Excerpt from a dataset
== == ==

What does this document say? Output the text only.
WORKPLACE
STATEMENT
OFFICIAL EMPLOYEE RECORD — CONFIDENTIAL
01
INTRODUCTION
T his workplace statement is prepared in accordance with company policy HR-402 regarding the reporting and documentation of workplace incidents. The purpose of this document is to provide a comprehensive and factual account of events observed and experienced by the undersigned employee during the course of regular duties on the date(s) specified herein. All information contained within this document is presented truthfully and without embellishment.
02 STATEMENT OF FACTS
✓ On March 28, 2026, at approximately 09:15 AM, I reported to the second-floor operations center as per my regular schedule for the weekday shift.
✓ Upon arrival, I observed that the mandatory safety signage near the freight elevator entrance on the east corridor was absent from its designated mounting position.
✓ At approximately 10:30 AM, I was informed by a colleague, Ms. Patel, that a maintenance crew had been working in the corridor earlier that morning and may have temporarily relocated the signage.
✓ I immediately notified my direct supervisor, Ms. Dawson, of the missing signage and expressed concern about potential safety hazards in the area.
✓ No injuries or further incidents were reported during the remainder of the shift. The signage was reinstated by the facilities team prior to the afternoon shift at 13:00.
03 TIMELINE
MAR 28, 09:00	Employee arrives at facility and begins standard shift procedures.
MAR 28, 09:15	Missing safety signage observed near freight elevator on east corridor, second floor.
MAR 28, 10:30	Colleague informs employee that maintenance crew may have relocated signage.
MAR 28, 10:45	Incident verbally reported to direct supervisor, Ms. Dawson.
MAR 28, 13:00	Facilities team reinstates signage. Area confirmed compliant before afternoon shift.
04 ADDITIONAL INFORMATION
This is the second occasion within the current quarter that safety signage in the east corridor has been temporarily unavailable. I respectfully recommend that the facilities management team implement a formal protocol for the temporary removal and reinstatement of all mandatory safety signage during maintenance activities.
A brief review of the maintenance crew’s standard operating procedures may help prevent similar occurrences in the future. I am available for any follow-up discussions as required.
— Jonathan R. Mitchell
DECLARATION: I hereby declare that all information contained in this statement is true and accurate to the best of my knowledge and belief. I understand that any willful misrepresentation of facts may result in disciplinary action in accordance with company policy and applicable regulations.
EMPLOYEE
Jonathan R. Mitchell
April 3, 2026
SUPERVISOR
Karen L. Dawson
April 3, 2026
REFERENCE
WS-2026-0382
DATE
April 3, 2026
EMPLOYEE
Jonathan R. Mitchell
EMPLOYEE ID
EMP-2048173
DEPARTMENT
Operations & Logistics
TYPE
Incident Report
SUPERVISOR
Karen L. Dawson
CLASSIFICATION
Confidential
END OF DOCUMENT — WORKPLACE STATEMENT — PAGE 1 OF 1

== == ==

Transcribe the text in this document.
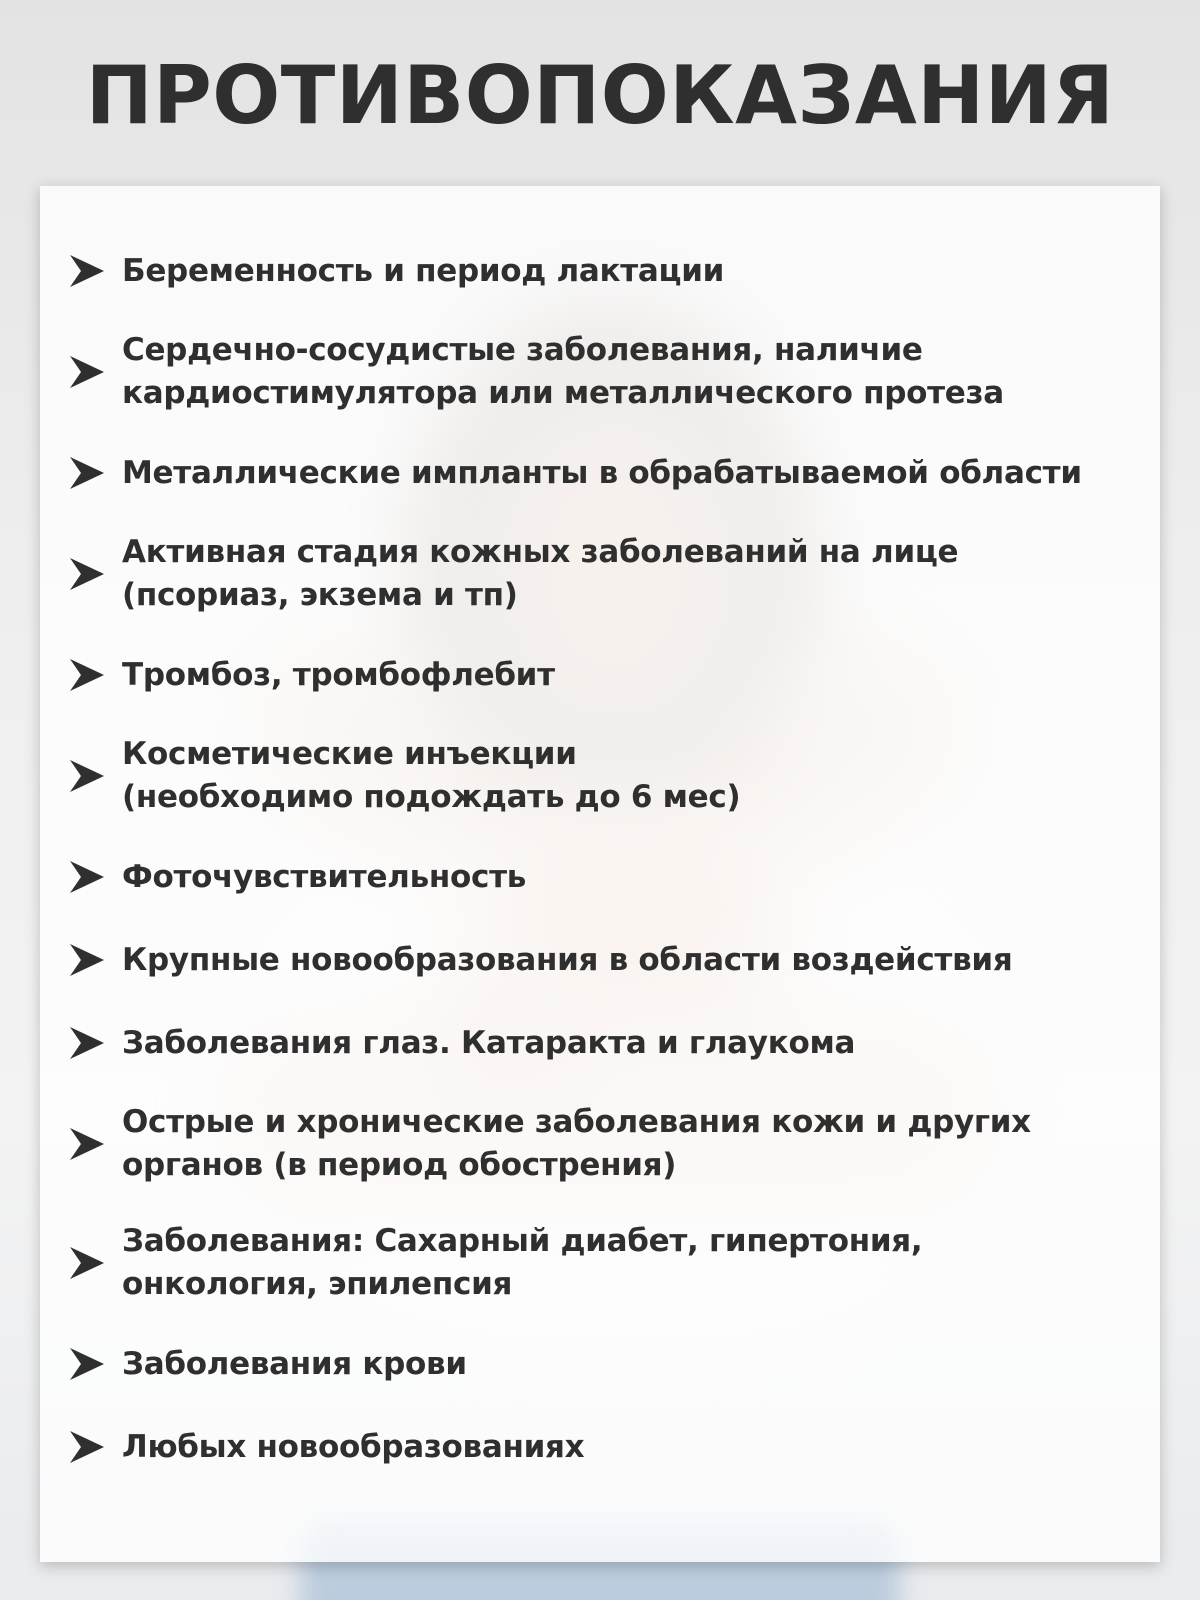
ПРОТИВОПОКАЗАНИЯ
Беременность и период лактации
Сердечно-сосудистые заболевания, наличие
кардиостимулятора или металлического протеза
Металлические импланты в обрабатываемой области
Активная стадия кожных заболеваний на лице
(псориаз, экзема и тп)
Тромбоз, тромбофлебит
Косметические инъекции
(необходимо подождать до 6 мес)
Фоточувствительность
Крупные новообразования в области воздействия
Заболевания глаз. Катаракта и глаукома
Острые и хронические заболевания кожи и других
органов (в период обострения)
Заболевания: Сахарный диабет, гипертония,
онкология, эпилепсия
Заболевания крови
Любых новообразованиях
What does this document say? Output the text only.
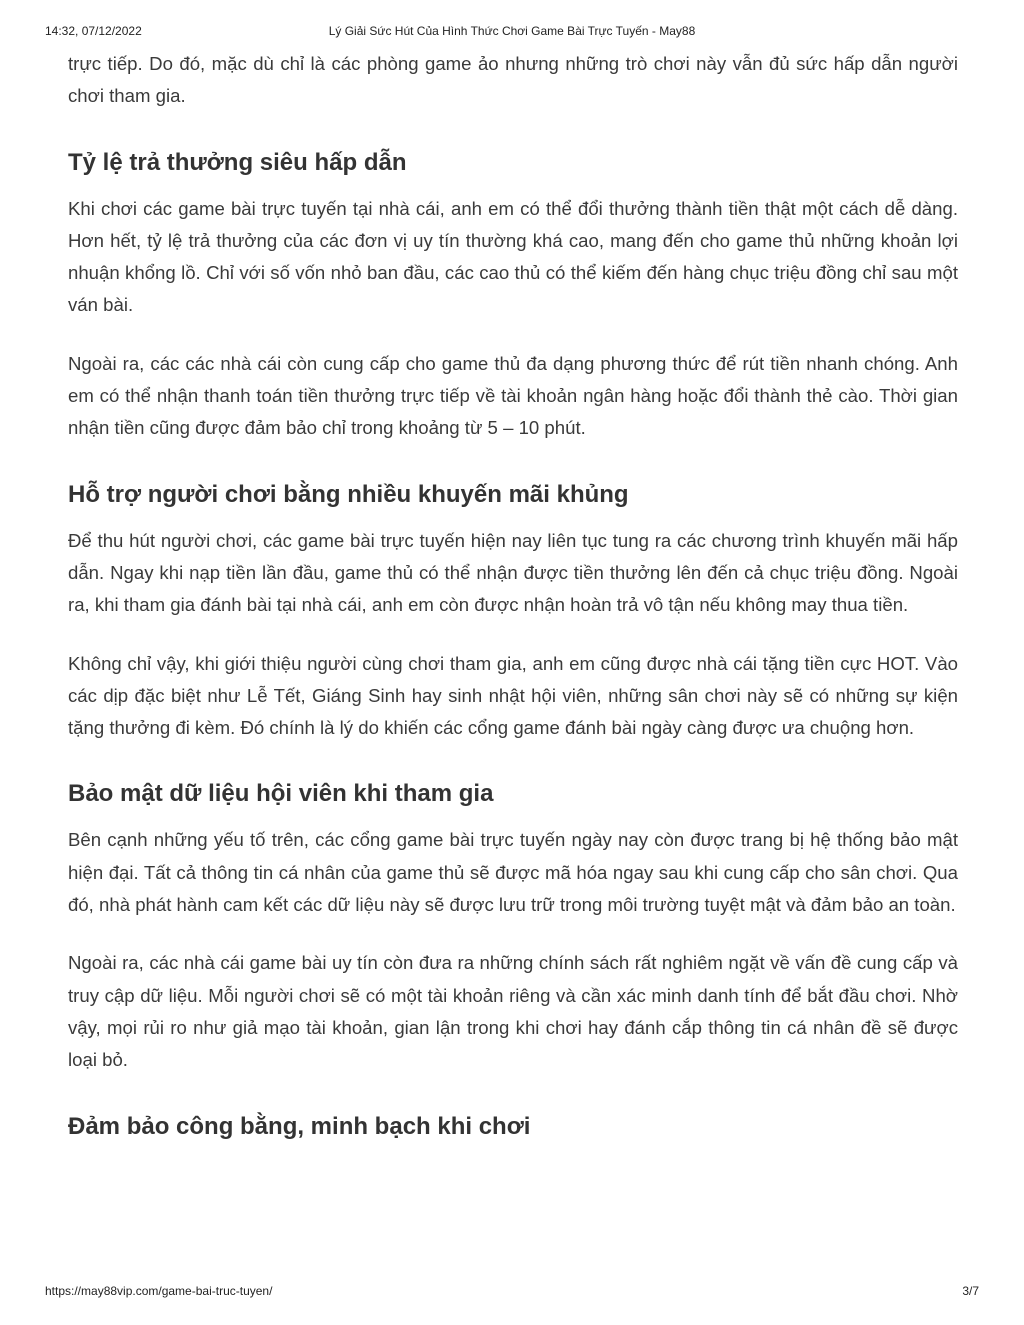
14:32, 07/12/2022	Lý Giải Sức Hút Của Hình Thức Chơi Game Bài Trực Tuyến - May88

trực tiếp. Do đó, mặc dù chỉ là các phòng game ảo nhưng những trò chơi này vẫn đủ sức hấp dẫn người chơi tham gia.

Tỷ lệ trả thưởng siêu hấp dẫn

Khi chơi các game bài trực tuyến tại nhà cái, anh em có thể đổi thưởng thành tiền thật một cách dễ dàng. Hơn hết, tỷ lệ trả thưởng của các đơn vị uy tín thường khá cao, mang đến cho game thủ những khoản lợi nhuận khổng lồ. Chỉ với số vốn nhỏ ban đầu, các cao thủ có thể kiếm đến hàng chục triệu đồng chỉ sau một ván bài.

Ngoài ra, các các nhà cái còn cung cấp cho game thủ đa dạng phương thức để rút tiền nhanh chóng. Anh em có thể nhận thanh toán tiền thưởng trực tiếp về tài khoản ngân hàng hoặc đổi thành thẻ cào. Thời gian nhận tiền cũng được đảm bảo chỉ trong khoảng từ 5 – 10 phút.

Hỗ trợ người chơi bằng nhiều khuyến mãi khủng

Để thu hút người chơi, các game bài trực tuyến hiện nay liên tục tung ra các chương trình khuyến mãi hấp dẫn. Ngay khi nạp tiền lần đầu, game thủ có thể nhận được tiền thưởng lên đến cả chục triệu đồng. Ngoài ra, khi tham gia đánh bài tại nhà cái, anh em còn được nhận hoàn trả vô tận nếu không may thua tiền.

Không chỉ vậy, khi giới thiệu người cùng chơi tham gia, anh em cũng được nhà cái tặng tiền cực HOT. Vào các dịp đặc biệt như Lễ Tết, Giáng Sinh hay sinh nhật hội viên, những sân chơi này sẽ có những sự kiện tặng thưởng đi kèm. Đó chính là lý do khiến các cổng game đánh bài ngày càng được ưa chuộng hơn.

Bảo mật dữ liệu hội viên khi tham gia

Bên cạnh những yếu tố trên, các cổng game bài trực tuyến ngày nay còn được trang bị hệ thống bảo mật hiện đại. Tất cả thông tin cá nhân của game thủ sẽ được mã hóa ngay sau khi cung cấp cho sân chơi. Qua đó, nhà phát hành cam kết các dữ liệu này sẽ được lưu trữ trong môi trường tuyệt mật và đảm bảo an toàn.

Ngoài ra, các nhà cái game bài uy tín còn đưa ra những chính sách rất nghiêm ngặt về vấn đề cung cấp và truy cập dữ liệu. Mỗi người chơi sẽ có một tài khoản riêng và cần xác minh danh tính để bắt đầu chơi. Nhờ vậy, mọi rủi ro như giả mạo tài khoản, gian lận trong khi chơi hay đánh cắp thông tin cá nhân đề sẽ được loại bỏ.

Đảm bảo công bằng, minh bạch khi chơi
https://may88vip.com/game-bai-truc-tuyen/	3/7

== == ==

Job ->
Copy every line of the material in which the word "policy" occurs.

Reply ->
T his workplace statement is prepared in accordance with company policy HR-402 regarding the reporting and documentation of workplace incidents. The purpose of this document is to provide a comprehensive and factual account of events observed and experienced by the undersigned employee during the course of regular duties on the date(s) specified herein. All information contained within this document is presented truthfully and without embellishment.
DECLARATION: I hereby declare that all information contained in this statement is true and accurate to the best of my knowledge and belief. I understand that any willful misrepresentation of facts may result in disciplinary action in accordance with company policy and applicable regulations.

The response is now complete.